*Excerpted passage:*

──────

# Push Pole Preference



## CapFear (Aug 9, 2010)

I used to have the Cabelas graphite push pole in the 18 foot size. The pole was great in that it was durable, light, and economical (think it only cost me around 250 or so shipped). The down side though was that after about a year and a half of use I would come home from fishing and my hands would feel super raw. After a few more trips they were itching. I figured out that the clear coat had worn away from use and the graphite was wearing off on my hands. Wondering if anyone has owned a similar graphite push pole over time that has not splintered like this on them. Specifically, I am looking at the TFO one and the 329 dollar one that Carbon Marine makes. Your help is appreciated. 

Oh, and the PVC/bamboo home made backwoods stuff isn't an option--just wanted to throw that out to avoid that can of worms. Aluminum won't do either.


----------



## Gramps (Nov 1, 2007)

The clear coat wearing off & poles starting to shed glass is not unheard of in "high end" poles, ie Stiffy's. But that is typically due constant exposure to sunlight (ie stored outside uncovered) or frequenlty used hard (guides).

──────

*Data supplied:*
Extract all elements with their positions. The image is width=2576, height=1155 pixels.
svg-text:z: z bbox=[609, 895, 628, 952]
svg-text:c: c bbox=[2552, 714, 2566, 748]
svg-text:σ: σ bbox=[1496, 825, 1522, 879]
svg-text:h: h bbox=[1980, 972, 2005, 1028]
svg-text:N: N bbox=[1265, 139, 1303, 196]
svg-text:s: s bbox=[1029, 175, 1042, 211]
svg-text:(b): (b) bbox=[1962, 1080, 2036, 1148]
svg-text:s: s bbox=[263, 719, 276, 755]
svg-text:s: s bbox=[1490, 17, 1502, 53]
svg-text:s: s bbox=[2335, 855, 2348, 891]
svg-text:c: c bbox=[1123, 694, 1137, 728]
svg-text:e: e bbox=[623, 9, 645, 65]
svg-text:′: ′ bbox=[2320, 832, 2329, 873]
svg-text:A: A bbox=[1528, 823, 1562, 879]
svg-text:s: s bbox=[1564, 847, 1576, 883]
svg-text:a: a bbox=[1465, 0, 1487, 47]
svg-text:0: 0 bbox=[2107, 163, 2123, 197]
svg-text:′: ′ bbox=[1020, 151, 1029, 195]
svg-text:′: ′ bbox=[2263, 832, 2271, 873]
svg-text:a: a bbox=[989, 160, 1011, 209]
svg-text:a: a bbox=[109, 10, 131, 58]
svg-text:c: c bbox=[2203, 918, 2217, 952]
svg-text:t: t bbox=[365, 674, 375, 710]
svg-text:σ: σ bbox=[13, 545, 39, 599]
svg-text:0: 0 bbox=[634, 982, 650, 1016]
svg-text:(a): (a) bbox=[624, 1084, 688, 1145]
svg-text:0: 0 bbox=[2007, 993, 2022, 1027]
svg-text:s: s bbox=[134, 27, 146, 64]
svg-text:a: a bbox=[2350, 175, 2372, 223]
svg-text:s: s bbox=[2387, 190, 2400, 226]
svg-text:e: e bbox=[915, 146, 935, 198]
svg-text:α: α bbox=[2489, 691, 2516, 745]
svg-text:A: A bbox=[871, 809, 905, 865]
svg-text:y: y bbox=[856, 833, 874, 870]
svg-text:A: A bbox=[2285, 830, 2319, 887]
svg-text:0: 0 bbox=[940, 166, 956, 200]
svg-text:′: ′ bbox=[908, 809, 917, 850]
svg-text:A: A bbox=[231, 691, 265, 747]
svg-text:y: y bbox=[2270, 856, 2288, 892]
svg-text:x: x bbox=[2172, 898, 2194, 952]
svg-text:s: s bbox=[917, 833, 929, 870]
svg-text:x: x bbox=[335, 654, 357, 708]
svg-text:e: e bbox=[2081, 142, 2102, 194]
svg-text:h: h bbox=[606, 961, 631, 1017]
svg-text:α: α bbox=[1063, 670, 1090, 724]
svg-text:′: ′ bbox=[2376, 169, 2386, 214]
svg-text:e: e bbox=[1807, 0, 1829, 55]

──────

*Instructions:*
a – Reproduce the rows verbatim, beginning with the first row and stopping after the row that contains "svg-text:c: c bbox=[1123, 694, 1137, 728]".
b – How would you continue the push pole thread from its last sentence?
The push pole thread has no connection to the rows.

*Answers to the tasks:*
a –
Extract all elements with their positions. The image is width=2576, height=1155 pixels.
svg-text:z: z bbox=[609, 895, 628, 952]
svg-text:c: c bbox=[2552, 714, 2566, 748]
svg-text:σ: σ bbox=[1496, 825, 1522, 879]
svg-text:h: h bbox=[1980, 972, 2005, 1028]
svg-text:N: N bbox=[1265, 139, 1303, 196]
svg-text:s: s bbox=[1029, 175, 1042, 211]
svg-text:(b): (b) bbox=[1962, 1080, 2036, 1148]
svg-text:s: s bbox=[263, 719, 276, 755]
svg-text:s: s bbox=[1490, 17, 1502, 53]
svg-text:s: s bbox=[2335, 855, 2348, 891]
svg-text:c: c bbox=[1123, 694, 1137, 728]

b –
I had one of the TFO pushpoles from Carbon Marine, which is also same one for sale at $329, and was happy with it.  It was multi-piece which I don't like and kind of flexy? but for the price it was a great light & responsive pushpole.


----------



## CapFear (Aug 9, 2010)

Wait, so TFO and carbon marine is the same push pole? I see it for sale at MadRiverOutfitters for 280. http://www.madriveroutfitters.com/pc-4987-186-tfomangrove-push-poles.aspx 

So, I can get the same one at Carbon Marine for 50 bucks more? http://shop.carbonmarine.com/


----------



## jboriol (Jan 2, 2010)

Carbon marine is assembled and delivered. Cant say much on tfo pole but carbon marine is top notch.


----------



## Jigalode (Sep 23, 2010)

I'm also in the market for a new push pole. The guy I bought my boat from also included his 17' aluminum one but it's too short for my liking. After looking around for some time I found both a 20' fiberglass stiffy push pole & 20' fiberglass moonlighter push pole at local shops down here in Miami for $300 each. I decided on the stiffy and will be picking it up this weekend. I was considering the TFO but would much rather have a one piece for the price.


----------



## paint it black (Nov 3, 2007)

I Highly suggest you check out the Loop push poles that carbon marine makes. 
I got mine from Joe last year and love it. 
I used to be die hard biscayne rod push poles. 
I literally live shouting distance to biscayne rods. 

A couple of my buddies had made the switch from biscayne to loop and after using theirs trip after trip, it was a must to get one for myself. 

Ashley at Dons bait and tackle carries them down in homestead for any south floridians looking for a pole. 
I highly suggest you try one out. 
Best pole I've ever used. 
And I have used a wide variety of push poles.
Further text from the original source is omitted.